#### [Listing]
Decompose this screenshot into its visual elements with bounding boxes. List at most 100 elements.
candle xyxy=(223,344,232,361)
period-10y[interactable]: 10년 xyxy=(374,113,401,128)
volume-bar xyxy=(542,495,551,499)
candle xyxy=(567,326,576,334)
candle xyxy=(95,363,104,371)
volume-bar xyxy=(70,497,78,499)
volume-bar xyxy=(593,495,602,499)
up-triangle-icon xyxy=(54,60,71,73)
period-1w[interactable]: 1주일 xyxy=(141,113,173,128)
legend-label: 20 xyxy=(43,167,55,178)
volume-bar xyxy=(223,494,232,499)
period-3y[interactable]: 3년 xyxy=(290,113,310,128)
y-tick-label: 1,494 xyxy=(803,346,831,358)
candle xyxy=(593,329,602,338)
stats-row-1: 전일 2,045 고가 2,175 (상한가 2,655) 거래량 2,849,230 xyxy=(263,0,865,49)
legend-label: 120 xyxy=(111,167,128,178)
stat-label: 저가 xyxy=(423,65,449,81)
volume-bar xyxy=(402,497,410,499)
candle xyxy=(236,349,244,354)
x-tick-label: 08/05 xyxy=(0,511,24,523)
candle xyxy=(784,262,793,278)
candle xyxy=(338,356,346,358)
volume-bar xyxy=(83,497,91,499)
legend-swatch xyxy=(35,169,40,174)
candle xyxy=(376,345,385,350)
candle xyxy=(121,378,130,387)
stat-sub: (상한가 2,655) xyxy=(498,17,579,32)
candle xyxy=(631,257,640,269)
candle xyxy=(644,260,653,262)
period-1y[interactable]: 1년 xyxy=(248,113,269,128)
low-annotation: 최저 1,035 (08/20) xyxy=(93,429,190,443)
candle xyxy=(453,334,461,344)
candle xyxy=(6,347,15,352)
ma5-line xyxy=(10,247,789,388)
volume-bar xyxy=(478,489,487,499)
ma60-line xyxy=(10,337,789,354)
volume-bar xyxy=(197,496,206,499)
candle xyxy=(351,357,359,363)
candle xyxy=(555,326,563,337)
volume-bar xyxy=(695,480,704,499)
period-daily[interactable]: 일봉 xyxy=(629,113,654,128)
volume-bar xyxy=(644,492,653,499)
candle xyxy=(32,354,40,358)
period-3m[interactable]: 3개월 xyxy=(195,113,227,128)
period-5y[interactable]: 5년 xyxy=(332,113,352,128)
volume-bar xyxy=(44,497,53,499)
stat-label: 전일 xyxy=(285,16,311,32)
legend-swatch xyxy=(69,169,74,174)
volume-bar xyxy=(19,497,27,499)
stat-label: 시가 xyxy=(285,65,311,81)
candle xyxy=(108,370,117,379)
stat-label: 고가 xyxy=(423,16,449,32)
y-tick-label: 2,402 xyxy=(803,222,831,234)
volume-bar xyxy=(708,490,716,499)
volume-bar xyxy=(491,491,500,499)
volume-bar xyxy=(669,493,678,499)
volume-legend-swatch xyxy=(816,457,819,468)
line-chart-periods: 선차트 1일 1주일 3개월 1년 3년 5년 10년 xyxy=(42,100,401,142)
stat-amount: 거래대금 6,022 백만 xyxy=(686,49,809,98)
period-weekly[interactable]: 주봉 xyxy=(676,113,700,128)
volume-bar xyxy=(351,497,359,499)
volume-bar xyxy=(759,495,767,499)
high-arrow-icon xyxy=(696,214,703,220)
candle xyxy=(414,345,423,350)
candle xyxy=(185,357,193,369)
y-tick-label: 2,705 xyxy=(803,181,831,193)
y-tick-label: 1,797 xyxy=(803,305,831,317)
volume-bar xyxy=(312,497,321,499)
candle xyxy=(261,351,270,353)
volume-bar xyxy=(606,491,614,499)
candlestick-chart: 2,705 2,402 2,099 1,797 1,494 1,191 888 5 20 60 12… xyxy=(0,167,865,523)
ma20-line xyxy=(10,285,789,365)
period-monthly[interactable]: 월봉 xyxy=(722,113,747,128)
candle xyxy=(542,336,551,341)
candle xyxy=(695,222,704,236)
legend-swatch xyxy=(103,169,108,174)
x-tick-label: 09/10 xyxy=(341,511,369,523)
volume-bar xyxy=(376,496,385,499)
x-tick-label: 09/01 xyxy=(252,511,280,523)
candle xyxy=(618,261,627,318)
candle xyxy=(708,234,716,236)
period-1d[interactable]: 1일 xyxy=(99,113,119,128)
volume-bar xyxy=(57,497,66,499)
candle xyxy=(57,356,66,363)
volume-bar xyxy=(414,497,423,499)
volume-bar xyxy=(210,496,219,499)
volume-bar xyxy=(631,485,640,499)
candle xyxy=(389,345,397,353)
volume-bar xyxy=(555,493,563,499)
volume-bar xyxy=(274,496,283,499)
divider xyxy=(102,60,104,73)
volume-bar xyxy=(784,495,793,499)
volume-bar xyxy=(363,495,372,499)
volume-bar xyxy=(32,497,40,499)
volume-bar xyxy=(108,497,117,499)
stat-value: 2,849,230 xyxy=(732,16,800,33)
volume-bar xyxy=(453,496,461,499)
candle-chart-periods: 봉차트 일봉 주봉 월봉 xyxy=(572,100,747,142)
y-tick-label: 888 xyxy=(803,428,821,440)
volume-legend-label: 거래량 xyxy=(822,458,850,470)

#### [Set problem]
Rewrite every one of the items above, putting "volume-column" in place of each "volume-bar" and leaving everything else unchanged.

#### [Correct answer]
Decompose this screenshot into its visual elements with bounding boxes. List at most 100 elements.
candle xyxy=(223,344,232,361)
period-10y[interactable]: 10년 xyxy=(374,113,401,128)
volume-column xyxy=(542,495,551,499)
candle xyxy=(567,326,576,334)
candle xyxy=(95,363,104,371)
volume-column xyxy=(70,497,78,499)
volume-column xyxy=(593,495,602,499)
up-triangle-icon xyxy=(54,60,71,73)
period-1w[interactable]: 1주일 xyxy=(141,113,173,128)
legend-label: 20 xyxy=(43,167,55,178)
volume-column xyxy=(223,494,232,499)
period-3y[interactable]: 3년 xyxy=(290,113,310,128)
y-tick-label: 1,494 xyxy=(803,346,831,358)
candle xyxy=(593,329,602,338)
stats-row-1: 전일 2,045 고가 2,175 (상한가 2,655) 거래량 2,849,230 xyxy=(263,0,865,49)
legend-label: 120 xyxy=(111,167,128,178)
stat-label: 저가 xyxy=(423,65,449,81)
volume-column xyxy=(402,497,410,499)
candle xyxy=(236,349,244,354)
x-tick-label: 08/05 xyxy=(0,511,24,523)
candle xyxy=(784,262,793,278)
candle xyxy=(338,356,346,358)
volume-column xyxy=(83,497,91,499)
legend-swatch xyxy=(35,169,40,174)
candle xyxy=(376,345,385,350)
candle xyxy=(121,378,130,387)
stat-sub: (상한가 2,655) xyxy=(498,17,579,32)
candle xyxy=(631,257,640,269)
candle xyxy=(644,260,653,262)
period-1y[interactable]: 1년 xyxy=(248,113,269,128)
low-annotation: 최저 1,035 (08/20) xyxy=(93,429,190,443)
candle xyxy=(453,334,461,344)
candle xyxy=(6,347,15,352)
ma5-line xyxy=(10,247,789,388)
volume-column xyxy=(478,489,487,499)
ma60-line xyxy=(10,337,789,354)
volume-column xyxy=(197,496,206,499)
candle xyxy=(351,357,359,363)
candle xyxy=(555,326,563,337)
volume-column xyxy=(695,480,704,499)
period-daily[interactable]: 일봉 xyxy=(629,113,654,128)
volume-column xyxy=(644,492,653,499)
candle xyxy=(32,354,40,358)
period-3m[interactable]: 3개월 xyxy=(195,113,227,128)
period-5y[interactable]: 5년 xyxy=(332,113,352,128)
volume-column xyxy=(44,497,53,499)
stat-label: 전일 xyxy=(285,16,311,32)
legend-swatch xyxy=(69,169,74,174)
volume-column xyxy=(19,497,27,499)
stat-label: 시가 xyxy=(285,65,311,81)
candle xyxy=(108,370,117,379)
stat-label: 고가 xyxy=(423,16,449,32)
y-tick-label: 2,402 xyxy=(803,222,831,234)
volume-column xyxy=(708,490,716,499)
volume-column xyxy=(491,491,500,499)
volume-column xyxy=(669,493,678,499)
volume-legend-swatch xyxy=(816,457,819,468)
line-chart-periods: 선차트 1일 1주일 3개월 1년 3년 5년 10년 xyxy=(42,100,401,142)
stat-amount: 거래대금 6,022 백만 xyxy=(686,49,809,98)
period-weekly[interactable]: 주봉 xyxy=(676,113,700,128)
volume-column xyxy=(351,497,359,499)
volume-column xyxy=(759,495,767,499)
high-arrow-icon xyxy=(696,214,703,220)
candle xyxy=(414,345,423,350)
candle xyxy=(185,357,193,369)
y-tick-label: 2,705 xyxy=(803,181,831,193)
y-tick-label: 1,797 xyxy=(803,305,831,317)
volume-column xyxy=(312,497,321,499)
candle xyxy=(261,351,270,353)
volume-column xyxy=(606,491,614,499)
candlestick-chart: 2,705 2,402 2,099 1,797 1,494 1,191 888 5 20 60 12… xyxy=(0,167,865,523)
ma20-line xyxy=(10,285,789,365)
period-monthly[interactable]: 월봉 xyxy=(722,113,747,128)
candle xyxy=(542,336,551,341)
candle xyxy=(695,222,704,236)
legend-swatch xyxy=(103,169,108,174)
x-tick-label: 09/10 xyxy=(341,511,369,523)
volume-column xyxy=(376,496,385,499)
x-tick-label: 09/01 xyxy=(252,511,280,523)
candle xyxy=(618,261,627,318)
candle xyxy=(708,234,716,236)
period-1d[interactable]: 1일 xyxy=(99,113,119,128)
volume-column xyxy=(57,497,66,499)
candle xyxy=(57,356,66,363)
volume-column xyxy=(414,497,423,499)
volume-column xyxy=(210,496,219,499)
volume-column xyxy=(631,485,640,499)
candle xyxy=(389,345,397,353)
volume-column xyxy=(555,493,563,499)
volume-column xyxy=(274,496,283,499)
divider xyxy=(102,60,104,73)
volume-column xyxy=(784,495,793,499)
volume-column xyxy=(363,495,372,499)
volume-column xyxy=(32,497,40,499)
volume-column xyxy=(108,497,117,499)
stat-value: 2,849,230 xyxy=(732,16,800,33)
volume-column xyxy=(453,496,461,499)
candle-chart-periods: 봉차트 일봉 주봉 월봉 xyxy=(572,100,747,142)
y-tick-label: 888 xyxy=(803,428,821,440)
volume-legend-label: 거래량 xyxy=(822,458,850,470)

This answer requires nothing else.